> _WHAT IS EXPECTED_
Could you copy every line from the material below in which "الجمعة" appears?

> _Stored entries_
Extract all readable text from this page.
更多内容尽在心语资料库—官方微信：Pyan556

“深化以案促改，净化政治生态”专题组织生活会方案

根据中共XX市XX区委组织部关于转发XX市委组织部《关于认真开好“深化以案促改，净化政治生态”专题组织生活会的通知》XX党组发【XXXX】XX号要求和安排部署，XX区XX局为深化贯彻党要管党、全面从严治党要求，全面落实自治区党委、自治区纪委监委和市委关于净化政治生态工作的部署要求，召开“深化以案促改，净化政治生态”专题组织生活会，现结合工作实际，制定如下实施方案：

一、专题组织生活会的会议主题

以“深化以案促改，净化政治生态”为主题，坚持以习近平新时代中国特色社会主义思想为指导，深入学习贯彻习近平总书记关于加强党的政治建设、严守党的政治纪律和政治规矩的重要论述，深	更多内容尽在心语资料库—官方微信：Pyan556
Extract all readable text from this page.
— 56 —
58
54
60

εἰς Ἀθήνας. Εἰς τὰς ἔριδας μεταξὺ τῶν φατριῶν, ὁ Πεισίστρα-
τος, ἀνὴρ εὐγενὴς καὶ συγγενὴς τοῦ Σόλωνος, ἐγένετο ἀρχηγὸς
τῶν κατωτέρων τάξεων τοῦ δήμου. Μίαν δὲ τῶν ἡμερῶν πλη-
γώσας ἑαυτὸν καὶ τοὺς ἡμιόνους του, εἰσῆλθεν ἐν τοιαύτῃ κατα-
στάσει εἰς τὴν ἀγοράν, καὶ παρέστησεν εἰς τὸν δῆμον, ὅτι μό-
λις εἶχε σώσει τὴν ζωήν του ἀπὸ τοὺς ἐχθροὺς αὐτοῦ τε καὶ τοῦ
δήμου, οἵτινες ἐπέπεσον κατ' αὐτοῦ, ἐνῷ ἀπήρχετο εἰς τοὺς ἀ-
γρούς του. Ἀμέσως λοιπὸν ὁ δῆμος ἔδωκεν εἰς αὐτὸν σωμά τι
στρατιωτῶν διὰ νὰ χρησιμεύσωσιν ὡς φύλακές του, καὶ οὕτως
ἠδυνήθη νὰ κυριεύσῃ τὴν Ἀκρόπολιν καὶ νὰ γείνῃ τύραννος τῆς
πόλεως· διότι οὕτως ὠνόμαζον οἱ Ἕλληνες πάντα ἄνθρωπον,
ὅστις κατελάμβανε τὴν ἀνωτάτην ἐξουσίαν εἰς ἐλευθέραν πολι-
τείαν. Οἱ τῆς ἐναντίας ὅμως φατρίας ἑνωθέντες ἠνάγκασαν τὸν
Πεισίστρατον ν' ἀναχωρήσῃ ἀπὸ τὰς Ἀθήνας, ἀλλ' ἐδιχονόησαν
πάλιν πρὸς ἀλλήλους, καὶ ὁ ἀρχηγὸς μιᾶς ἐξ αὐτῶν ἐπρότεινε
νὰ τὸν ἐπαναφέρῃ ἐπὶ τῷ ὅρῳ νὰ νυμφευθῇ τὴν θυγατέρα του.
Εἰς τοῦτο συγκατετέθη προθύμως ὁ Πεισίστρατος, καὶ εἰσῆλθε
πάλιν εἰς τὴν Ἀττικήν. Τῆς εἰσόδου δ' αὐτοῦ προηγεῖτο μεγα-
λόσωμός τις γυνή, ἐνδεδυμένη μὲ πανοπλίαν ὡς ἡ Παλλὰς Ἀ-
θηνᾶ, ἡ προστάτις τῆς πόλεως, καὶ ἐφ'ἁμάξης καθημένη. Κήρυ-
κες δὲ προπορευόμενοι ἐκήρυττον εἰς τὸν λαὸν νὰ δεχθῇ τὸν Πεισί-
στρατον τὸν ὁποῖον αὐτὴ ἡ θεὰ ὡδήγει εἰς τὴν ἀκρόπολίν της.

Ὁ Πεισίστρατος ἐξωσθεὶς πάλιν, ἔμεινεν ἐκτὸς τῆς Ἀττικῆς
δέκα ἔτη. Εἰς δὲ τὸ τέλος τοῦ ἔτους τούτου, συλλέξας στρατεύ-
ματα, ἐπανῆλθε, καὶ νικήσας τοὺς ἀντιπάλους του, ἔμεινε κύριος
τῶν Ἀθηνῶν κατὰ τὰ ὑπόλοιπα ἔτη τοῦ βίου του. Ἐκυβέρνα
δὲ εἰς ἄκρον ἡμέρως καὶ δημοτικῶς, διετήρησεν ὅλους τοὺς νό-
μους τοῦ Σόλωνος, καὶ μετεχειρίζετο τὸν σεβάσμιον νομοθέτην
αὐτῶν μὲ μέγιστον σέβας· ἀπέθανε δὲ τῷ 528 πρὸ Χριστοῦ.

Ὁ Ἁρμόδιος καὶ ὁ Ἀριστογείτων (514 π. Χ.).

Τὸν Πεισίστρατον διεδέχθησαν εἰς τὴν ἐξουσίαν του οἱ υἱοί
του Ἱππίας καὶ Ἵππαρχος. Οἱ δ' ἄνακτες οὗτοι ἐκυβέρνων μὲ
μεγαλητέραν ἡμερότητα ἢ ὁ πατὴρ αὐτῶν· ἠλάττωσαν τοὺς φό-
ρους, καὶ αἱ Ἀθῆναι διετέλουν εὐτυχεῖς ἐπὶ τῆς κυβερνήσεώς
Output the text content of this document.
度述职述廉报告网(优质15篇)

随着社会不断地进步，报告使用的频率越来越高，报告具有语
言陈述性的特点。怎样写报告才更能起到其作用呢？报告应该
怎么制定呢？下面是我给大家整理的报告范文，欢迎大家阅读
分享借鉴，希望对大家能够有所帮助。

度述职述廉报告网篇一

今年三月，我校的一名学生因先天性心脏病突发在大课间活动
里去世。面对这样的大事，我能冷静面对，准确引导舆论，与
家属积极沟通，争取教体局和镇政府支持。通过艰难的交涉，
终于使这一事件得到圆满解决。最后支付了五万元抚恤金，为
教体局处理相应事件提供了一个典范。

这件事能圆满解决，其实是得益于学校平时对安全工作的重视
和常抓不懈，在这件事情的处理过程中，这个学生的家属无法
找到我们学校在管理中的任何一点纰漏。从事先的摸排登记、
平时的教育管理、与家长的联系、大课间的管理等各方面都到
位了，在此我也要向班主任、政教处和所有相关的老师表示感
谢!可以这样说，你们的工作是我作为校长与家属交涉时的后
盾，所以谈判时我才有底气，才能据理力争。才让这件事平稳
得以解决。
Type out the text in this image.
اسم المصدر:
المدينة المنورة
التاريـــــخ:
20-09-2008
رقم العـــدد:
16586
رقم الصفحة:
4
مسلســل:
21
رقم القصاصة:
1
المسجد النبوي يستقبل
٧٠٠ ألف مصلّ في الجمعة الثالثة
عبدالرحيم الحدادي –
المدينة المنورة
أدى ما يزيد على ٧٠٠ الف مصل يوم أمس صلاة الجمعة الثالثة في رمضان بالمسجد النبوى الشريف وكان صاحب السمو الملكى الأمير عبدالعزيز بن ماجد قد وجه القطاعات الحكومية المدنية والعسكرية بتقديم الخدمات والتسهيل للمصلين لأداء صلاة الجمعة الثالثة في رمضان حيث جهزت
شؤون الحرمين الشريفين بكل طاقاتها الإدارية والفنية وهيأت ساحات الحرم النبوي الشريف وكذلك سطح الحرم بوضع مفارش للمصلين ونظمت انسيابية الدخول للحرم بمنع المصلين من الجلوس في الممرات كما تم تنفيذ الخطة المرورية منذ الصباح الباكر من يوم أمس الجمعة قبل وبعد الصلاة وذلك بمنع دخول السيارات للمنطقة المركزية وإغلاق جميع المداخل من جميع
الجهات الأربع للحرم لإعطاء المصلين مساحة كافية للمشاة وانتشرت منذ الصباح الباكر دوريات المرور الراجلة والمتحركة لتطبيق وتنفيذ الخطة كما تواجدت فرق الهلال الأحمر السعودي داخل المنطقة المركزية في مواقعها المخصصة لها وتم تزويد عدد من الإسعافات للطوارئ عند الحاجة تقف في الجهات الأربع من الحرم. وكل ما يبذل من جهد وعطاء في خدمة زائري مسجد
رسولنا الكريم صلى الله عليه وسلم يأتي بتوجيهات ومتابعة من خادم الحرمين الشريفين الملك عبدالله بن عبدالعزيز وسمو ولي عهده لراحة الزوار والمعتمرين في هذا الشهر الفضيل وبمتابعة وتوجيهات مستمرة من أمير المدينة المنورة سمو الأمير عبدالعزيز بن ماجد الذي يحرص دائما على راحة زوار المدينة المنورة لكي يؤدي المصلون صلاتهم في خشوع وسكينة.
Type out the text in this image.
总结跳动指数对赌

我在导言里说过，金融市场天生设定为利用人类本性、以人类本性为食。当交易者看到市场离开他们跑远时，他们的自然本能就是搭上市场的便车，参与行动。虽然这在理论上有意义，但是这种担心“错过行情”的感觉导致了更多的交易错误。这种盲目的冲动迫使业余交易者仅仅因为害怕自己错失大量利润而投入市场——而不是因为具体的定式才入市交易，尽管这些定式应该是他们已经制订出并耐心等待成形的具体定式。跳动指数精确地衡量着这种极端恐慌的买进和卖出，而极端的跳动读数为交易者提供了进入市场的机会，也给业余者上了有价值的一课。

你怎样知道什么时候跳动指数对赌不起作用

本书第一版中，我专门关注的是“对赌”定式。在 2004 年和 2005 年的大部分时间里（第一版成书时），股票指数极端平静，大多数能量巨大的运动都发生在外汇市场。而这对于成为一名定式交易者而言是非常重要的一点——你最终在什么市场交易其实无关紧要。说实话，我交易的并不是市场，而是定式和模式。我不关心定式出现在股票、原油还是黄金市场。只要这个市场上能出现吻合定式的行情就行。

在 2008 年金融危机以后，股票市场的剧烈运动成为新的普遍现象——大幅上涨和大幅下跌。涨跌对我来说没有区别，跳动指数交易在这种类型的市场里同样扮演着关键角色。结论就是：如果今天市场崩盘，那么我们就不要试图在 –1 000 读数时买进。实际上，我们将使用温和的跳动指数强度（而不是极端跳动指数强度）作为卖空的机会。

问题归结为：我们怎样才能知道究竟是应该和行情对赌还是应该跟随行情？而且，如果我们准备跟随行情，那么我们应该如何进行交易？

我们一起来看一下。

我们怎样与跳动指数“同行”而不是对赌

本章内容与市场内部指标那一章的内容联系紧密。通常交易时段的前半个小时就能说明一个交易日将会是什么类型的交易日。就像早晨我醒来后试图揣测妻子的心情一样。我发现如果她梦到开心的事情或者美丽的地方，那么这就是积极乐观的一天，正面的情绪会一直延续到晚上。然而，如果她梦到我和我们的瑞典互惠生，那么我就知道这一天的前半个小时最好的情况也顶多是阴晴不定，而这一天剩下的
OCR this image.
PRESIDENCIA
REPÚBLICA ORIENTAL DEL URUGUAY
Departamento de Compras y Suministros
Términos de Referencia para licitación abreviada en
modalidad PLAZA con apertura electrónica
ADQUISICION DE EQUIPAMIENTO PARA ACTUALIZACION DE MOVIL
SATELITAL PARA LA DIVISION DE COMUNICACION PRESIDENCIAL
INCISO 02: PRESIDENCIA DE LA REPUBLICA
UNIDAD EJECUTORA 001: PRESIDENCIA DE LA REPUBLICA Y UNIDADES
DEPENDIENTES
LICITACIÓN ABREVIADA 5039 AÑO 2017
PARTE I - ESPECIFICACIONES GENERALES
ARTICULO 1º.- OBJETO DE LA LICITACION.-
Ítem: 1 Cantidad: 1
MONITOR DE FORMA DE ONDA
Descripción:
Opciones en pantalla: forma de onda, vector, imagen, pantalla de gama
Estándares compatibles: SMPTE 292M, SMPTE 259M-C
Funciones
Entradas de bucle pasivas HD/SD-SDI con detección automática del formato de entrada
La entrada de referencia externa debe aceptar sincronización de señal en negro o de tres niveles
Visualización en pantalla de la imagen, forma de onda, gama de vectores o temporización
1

> _OUTPUT_
٧٠٠ ألف مصلّ في الجمعة الثالثة
أدى ما يزيد على ٧٠٠ الف مصل يوم أمس صلاة الجمعة الثالثة في رمضان بالمسجد النبوى الشريف وكان صاحب السمو الملكى الأمير عبدالعزيز بن ماجد قد وجه القطاعات الحكومية المدنية والعسكرية بتقديم الخدمات والتسهيل للمصلين لأداء صلاة الجمعة الثالثة في رمضان حيث جهزت
شؤون الحرمين الشريفين بكل طاقاتها الإدارية والفنية وهيأت ساحات الحرم النبوي الشريف وكذلك سطح الحرم بوضع مفارش للمصلين ونظمت انسيابية الدخول للحرم بمنع المصلين من الجلوس في الممرات كما تم تنفيذ الخطة المرورية منذ الصباح الباكر من يوم أمس الجمعة قبل وبعد الصلاة وذلك بمنع دخول السيارات للمنطقة المركزية وإغلاق جميع المداخل من جميع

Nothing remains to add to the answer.